### [Items from a figure collection]
++++

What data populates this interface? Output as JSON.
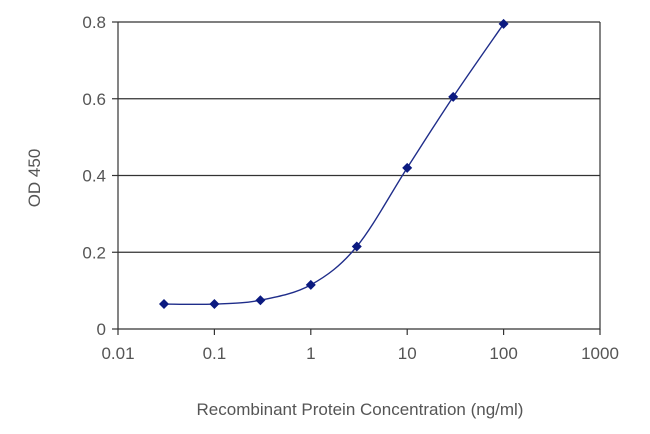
{
  "chart_data": {
    "type": "line",
    "title": "",
    "xlabel": "Recombinant Protein Concentration (ng/ml)",
    "ylabel": "OD 450",
    "x_scale": "log",
    "xlim": [
      0.01,
      1000
    ],
    "ylim": [
      0,
      0.8
    ],
    "x_ticks": [
      "0.01",
      "0.1",
      "1",
      "10",
      "100",
      "1000"
    ],
    "y_ticks": [
      "0",
      "0.2",
      "0.4",
      "0.6",
      "0.8"
    ],
    "grid": "horizontal",
    "legend": "none",
    "series": [
      {
        "x": [
          0.03,
          0.1,
          0.3,
          1,
          3,
          10,
          30,
          100
        ],
        "y": [
          0.065,
          0.065,
          0.075,
          0.115,
          0.215,
          0.42,
          0.605,
          0.795
        ],
        "color": "#0b1a80"
      }
    ]
  }
}
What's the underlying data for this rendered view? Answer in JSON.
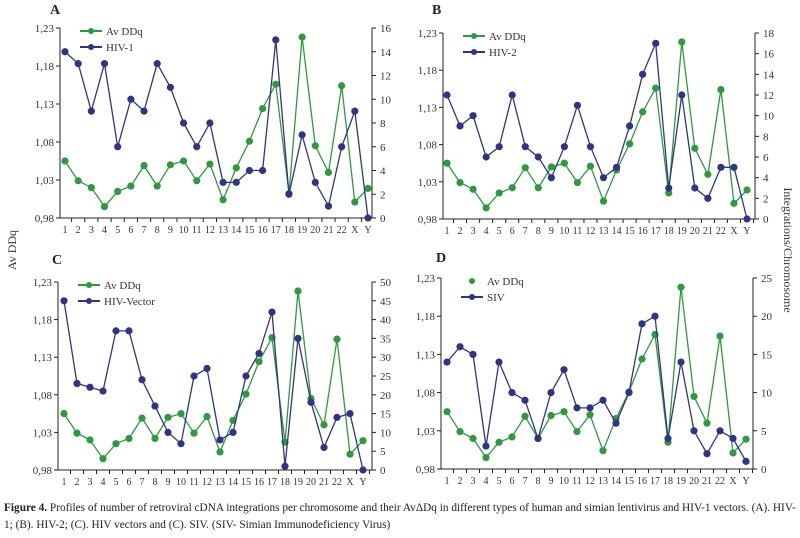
{
  "caption": {
    "label": "Figure 4.",
    "text": " Profiles of number of retroviral cDNA integrations per chromosome and their AvΔDq in different types of human and simian lentivirus and HIV-1 vectors. (A). HIV-1; (B). HIV-2; (C). HIV vectors and (C). SIV. (SIV- Simian Immunodeficiency Virus)"
  },
  "shared_axes": {
    "left_title": "Av DDq",
    "right_title": "Integrations/Chromosome"
  },
  "colors": {
    "avddq": "#2e9a3e",
    "integrations": "#2e3585"
  },
  "chart_data": [
    {
      "type": "line",
      "panel": "A",
      "categories": [
        "1",
        "2",
        "3",
        "4",
        "5",
        "6",
        "7",
        "8",
        "9",
        "10",
        "11",
        "12",
        "13",
        "14",
        "15",
        "16",
        "17",
        "18",
        "19",
        "20",
        "21",
        "22",
        "X",
        "Y"
      ],
      "ylim_left": [
        0.98,
        1.23
      ],
      "yticks_left": [
        "1,23",
        "1,18",
        "1,13",
        "1,08",
        "1,03",
        "0,98"
      ],
      "ylim_right": [
        0,
        16
      ],
      "yticks_right": [
        "16",
        "14",
        "12",
        "10",
        "8",
        "6",
        "4",
        "2",
        "0"
      ],
      "legend_placement": "top-left",
      "series": [
        {
          "name": "Av DDq",
          "axis": "left",
          "values": [
            1.055,
            1.029,
            1.02,
            0.995,
            1.015,
            1.022,
            1.049,
            1.022,
            1.05,
            1.055,
            1.029,
            1.051,
            1.004,
            1.046,
            1.081,
            1.124,
            1.156,
            1.012,
            1.218,
            1.075,
            1.04,
            1.154,
            1.001,
            1.019
          ]
        },
        {
          "name": "HIV-1",
          "axis": "right",
          "values": [
            14,
            13,
            9,
            13,
            6,
            10,
            9,
            13,
            11,
            8,
            6,
            8,
            3,
            3,
            4,
            4,
            15,
            2,
            7,
            3,
            1,
            6,
            9,
            0
          ]
        }
      ]
    },
    {
      "type": "line",
      "panel": "B",
      "categories": [
        "1",
        "2",
        "3",
        "4",
        "5",
        "6",
        "7",
        "8",
        "9",
        "10",
        "11",
        "12",
        "13",
        "14",
        "15",
        "16",
        "17",
        "18",
        "19",
        "20",
        "21",
        "22",
        "X",
        "Y"
      ],
      "ylim_left": [
        0.98,
        1.23
      ],
      "yticks_left": [
        "1,23",
        "1,18",
        "1,13",
        "1,08",
        "1,03",
        "0,98"
      ],
      "ylim_right": [
        0,
        18
      ],
      "yticks_right": [
        "18",
        "16",
        "14",
        "12",
        "10",
        "8",
        "6",
        "4",
        "2",
        "0"
      ],
      "legend_placement": "top-left",
      "series": [
        {
          "name": "Av DDq",
          "axis": "left",
          "values": [
            1.055,
            1.029,
            1.02,
            0.995,
            1.015,
            1.022,
            1.049,
            1.022,
            1.05,
            1.055,
            1.029,
            1.051,
            1.004,
            1.046,
            1.081,
            1.124,
            1.156,
            1.015,
            1.218,
            1.075,
            1.04,
            1.154,
            1.001,
            1.019
          ]
        },
        {
          "name": "HIV-2",
          "axis": "right",
          "values": [
            12,
            9,
            10,
            6,
            7,
            12,
            7,
            6,
            4,
            7,
            11,
            7,
            4,
            5,
            9,
            14,
            17,
            3,
            12,
            3,
            2,
            5,
            5,
            0
          ]
        }
      ]
    },
    {
      "type": "line",
      "panel": "C",
      "categories": [
        "1",
        "2",
        "3",
        "4",
        "5",
        "6",
        "7",
        "8",
        "9",
        "10",
        "11",
        "12",
        "13",
        "14",
        "15",
        "16",
        "17",
        "18",
        "19",
        "20",
        "21",
        "22",
        "X",
        "Y"
      ],
      "ylim_left": [
        0.98,
        1.23
      ],
      "yticks_left": [
        "1,23",
        "1,18",
        "1,13",
        "1,08",
        "1,03",
        "0,98"
      ],
      "ylim_right": [
        0,
        50
      ],
      "yticks_right": [
        "50",
        "45",
        "40",
        "35",
        "30",
        "25",
        "20",
        "15",
        "10",
        "5",
        "0"
      ],
      "legend_placement": "top-left",
      "series": [
        {
          "name": "Av DDq",
          "axis": "left",
          "values": [
            1.055,
            1.029,
            1.02,
            0.995,
            1.015,
            1.022,
            1.049,
            1.022,
            1.05,
            1.055,
            1.029,
            1.051,
            1.004,
            1.046,
            1.081,
            1.124,
            1.156,
            1.017,
            1.218,
            1.075,
            1.04,
            1.154,
            1.001,
            1.019
          ]
        },
        {
          "name": "HIV-Vector",
          "axis": "right",
          "values": [
            45,
            23,
            22,
            21,
            37,
            37,
            24,
            17,
            10,
            7,
            25,
            27,
            8,
            10,
            25,
            31,
            42,
            1,
            35,
            18,
            6,
            14,
            15,
            0
          ]
        }
      ]
    },
    {
      "type": "line",
      "panel": "D",
      "categories": [
        "1",
        "2",
        "3",
        "4",
        "5",
        "6",
        "7",
        "8",
        "9",
        "10",
        "11",
        "12",
        "13",
        "14",
        "15",
        "16",
        "17",
        "18",
        "19",
        "20",
        "21",
        "22",
        "X",
        "Y"
      ],
      "ylim_left": [
        0.98,
        1.23
      ],
      "yticks_left": [
        "1,23",
        "1,18",
        "1,13",
        "1,08",
        "1,03",
        "0,98"
      ],
      "ylim_right": [
        0,
        25
      ],
      "yticks_right": [
        "25",
        "20",
        "15",
        "10",
        "5",
        "0"
      ],
      "legend_placement": "top-left",
      "series": [
        {
          "name": "Av DDq",
          "axis": "left",
          "values": [
            1.055,
            1.029,
            1.02,
            0.995,
            1.015,
            1.022,
            1.049,
            1.02,
            1.05,
            1.055,
            1.029,
            1.051,
            1.004,
            1.046,
            1.081,
            1.124,
            1.156,
            1.015,
            1.218,
            1.075,
            1.04,
            1.154,
            1.001,
            1.019
          ]
        },
        {
          "name": "SIV",
          "axis": "right",
          "values": [
            14,
            16,
            15,
            3,
            14,
            10,
            9,
            4,
            10,
            13,
            8,
            8,
            9,
            6,
            10,
            19,
            20,
            4,
            14,
            5,
            2,
            5,
            4,
            1
          ]
        }
      ]
    }
  ]
}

++++

### [Instructions for the task]
Could you copy all of the entries above exactly, without the pictures?

### [Task output]
What data populates this interface? Output as JSON.
{
  "chart_data": {
    "type": "line",
    "title": "",
    "xlabel": "Recombinant Protein Concentration (ng/ml)",
    "ylabel": "OD 450",
    "x_scale": "log",
    "xlim": [
      0.01,
      1000
    ],
    "ylim": [
      0,
      0.8
    ],
    "x_ticks": [
      "0.01",
      "0.1",
      "1",
      "10",
      "100",
      "1000"
    ],
    "y_ticks": [
      "0",
      "0.2",
      "0.4",
      "0.6",
      "0.8"
    ],
    "grid": "horizontal",
    "legend": "none",
    "series": [
      {
        "x": [
          0.03,
          0.1,
          0.3,
          1,
          3,
          10,
          30,
          100
        ],
        "y": [
          0.065,
          0.065,
          0.075,
          0.115,
          0.215,
          0.42,
          0.605,
          0.795
        ],
        "color": "#0b1a80"
      }
    ]
  }
}
What's the underlying data for this rendered view? Answer in JSON.
{
  "caption": {
    "label": "Figure 4.",
    "text": " Profiles of number of retroviral cDNA integrations per chromosome and their AvΔDq in different types of human and simian lentivirus and HIV-1 vectors. (A). HIV-1; (B). HIV-2; (C). HIV vectors and (C). SIV. (SIV- Simian Immunodeficiency Virus)"
  },
  "shared_axes": {
    "left_title": "Av DDq",
    "right_title": "Integrations/Chromosome"
  },
  "colors": {
    "avddq": "#2e9a3e",
    "integrations": "#2e3585"
  },
  "chart_data": [
    {
      "type": "line",
      "panel": "A",
      "categories": [
        "1",
        "2",
        "3",
        "4",
        "5",
        "6",
        "7",
        "8",
        "9",
        "10",
        "11",
        "12",
        "13",
        "14",
        "15",
        "16",
        "17",
        "18",
        "19",
        "20",
        "21",
        "22",
        "X",
        "Y"
      ],
      "ylim_left": [
        0.98,
        1.23
      ],
      "yticks_left": [
        "1,23",
        "1,18",
        "1,13",
        "1,08",
        "1,03",
        "0,98"
      ],
      "ylim_right": [
        0,
        16
      ],
      "yticks_right": [
        "16",
        "14",
        "12",
        "10",
        "8",
        "6",
        "4",
        "2",
        "0"
      ],
      "legend_placement": "top-left",
      "series": [
        {
          "name": "Av DDq",
          "axis": "left",
          "values": [
            1.055,
            1.029,
            1.02,
            0.995,
            1.015,
            1.022,
            1.049,
            1.022,
            1.05,
            1.055,
            1.029,
            1.051,
            1.004,
            1.046,
            1.081,
            1.124,
            1.156,
            1.012,
            1.218,
            1.075,
            1.04,
            1.154,
            1.001,
            1.019
          ]
        },
        {
          "name": "HIV-1",
          "axis": "right",
          "values": [
            14,
            13,
            9,
            13,
            6,
            10,
            9,
            13,
            11,
            8,
            6,
            8,
            3,
            3,
            4,
            4,
            15,
            2,
            7,
            3,
            1,
            6,
            9,
            0
          ]
        }
      ]
    },
    {
      "type": "line",
      "panel": "B",
      "categories": [
        "1",
        "2",
        "3",
        "4",
        "5",
        "6",
        "7",
        "8",
        "9",
        "10",
        "11",
        "12",
        "13",
        "14",
        "15",
        "16",
        "17",
        "18",
        "19",
        "20",
        "21",
        "22",
        "X",
        "Y"
      ],
      "ylim_left": [
        0.98,
        1.23
      ],
      "yticks_left": [
        "1,23",
        "1,18",
        "1,13",
        "1,08",
        "1,03",
        "0,98"
      ],
      "ylim_right": [
        0,
        18
      ],
      "yticks_right": [
        "18",
        "16",
        "14",
        "12",
        "10",
        "8",
        "6",
        "4",
        "2",
        "0"
      ],
      "legend_placement": "top-left",
      "series": [
        {
          "name": "Av DDq",
          "axis": "left",
          "values": [
            1.055,
            1.029,
            1.02,
            0.995,
            1.015,
            1.022,
            1.049,
            1.022,
            1.05,
            1.055,
            1.029,
            1.051,
            1.004,
            1.046,
            1.081,
            1.124,
            1.156,
            1.015,
            1.218,
            1.075,
            1.04,
            1.154,
            1.001,
            1.019
          ]
        },
        {
          "name": "HIV-2",
          "axis": "right",
          "values": [
            12,
            9,
            10,
            6,
            7,
            12,
            7,
            6,
            4,
            7,
            11,
            7,
            4,
            5,
            9,
            14,
            17,
            3,
            12,
            3,
            2,
            5,
            5,
            0
          ]
        }
      ]
    },
    {
      "type": "line",
      "panel": "C",
      "categories": [
        "1",
        "2",
        "3",
        "4",
        "5",
        "6",
        "7",
        "8",
        "9",
        "10",
        "11",
        "12",
        "13",
        "14",
        "15",
        "16",
        "17",
        "18",
        "19",
        "20",
        "21",
        "22",
        "X",
        "Y"
      ],
      "ylim_left": [
        0.98,
        1.23
      ],
      "yticks_left": [
        "1,23",
        "1,18",
        "1,13",
        "1,08",
        "1,03",
        "0,98"
      ],
      "ylim_right": [
        0,
        50
      ],
      "yticks_right": [
        "50",
        "45",
        "40",
        "35",
        "30",
        "25",
        "20",
        "15",
        "10",
        "5",
        "0"
      ],
      "legend_placement": "top-left",
      "series": [
        {
          "name": "Av DDq",
          "axis": "left",
          "values": [
            1.055,
            1.029,
            1.02,
            0.995,
            1.015,
            1.022,
            1.049,
            1.022,
            1.05,
            1.055,
            1.029,
            1.051,
            1.004,
            1.046,
            1.081,
            1.124,
            1.156,
            1.017,
            1.218,
            1.075,
            1.04,
            1.154,
            1.001,
            1.019
          ]
        },
        {
          "name": "HIV-Vector",
          "axis": "right",
          "values": [
            45,
            23,
            22,
            21,
            37,
            37,
            24,
            17,
            10,
            7,
            25,
            27,
            8,
            10,
            25,
            31,
            42,
            1,
            35,
            18,
            6,
            14,
            15,
            0
          ]
        }
      ]
    },
    {
      "type": "line",
      "panel": "D",
      "categories": [
        "1",
        "2",
        "3",
        "4",
        "5",
        "6",
        "7",
        "8",
        "9",
        "10",
        "11",
        "12",
        "13",
        "14",
        "15",
        "16",
        "17",
        "18",
        "19",
        "20",
        "21",
        "22",
        "X",
        "Y"
      ],
      "ylim_left": [
        0.98,
        1.23
      ],
      "yticks_left": [
        "1,23",
        "1,18",
        "1,13",
        "1,08",
        "1,03",
        "0,98"
      ],
      "ylim_right": [
        0,
        25
      ],
      "yticks_right": [
        "25",
        "20",
        "15",
        "10",
        "5",
        "0"
      ],
      "legend_placement": "top-left",
      "series": [
        {
          "name": "Av DDq",
          "axis": "left",
          "values": [
            1.055,
            1.029,
            1.02,
            0.995,
            1.015,
            1.022,
            1.049,
            1.02,
            1.05,
            1.055,
            1.029,
            1.051,
            1.004,
            1.046,
            1.081,
            1.124,
            1.156,
            1.015,
            1.218,
            1.075,
            1.04,
            1.154,
            1.001,
            1.019
          ]
        },
        {
          "name": "SIV",
          "axis": "right",
          "values": [
            14,
            16,
            15,
            3,
            14,
            10,
            9,
            4,
            10,
            13,
            8,
            8,
            9,
            6,
            10,
            19,
            20,
            4,
            14,
            5,
            2,
            5,
            4,
            1
          ]
        }
      ]
    }
  ]
}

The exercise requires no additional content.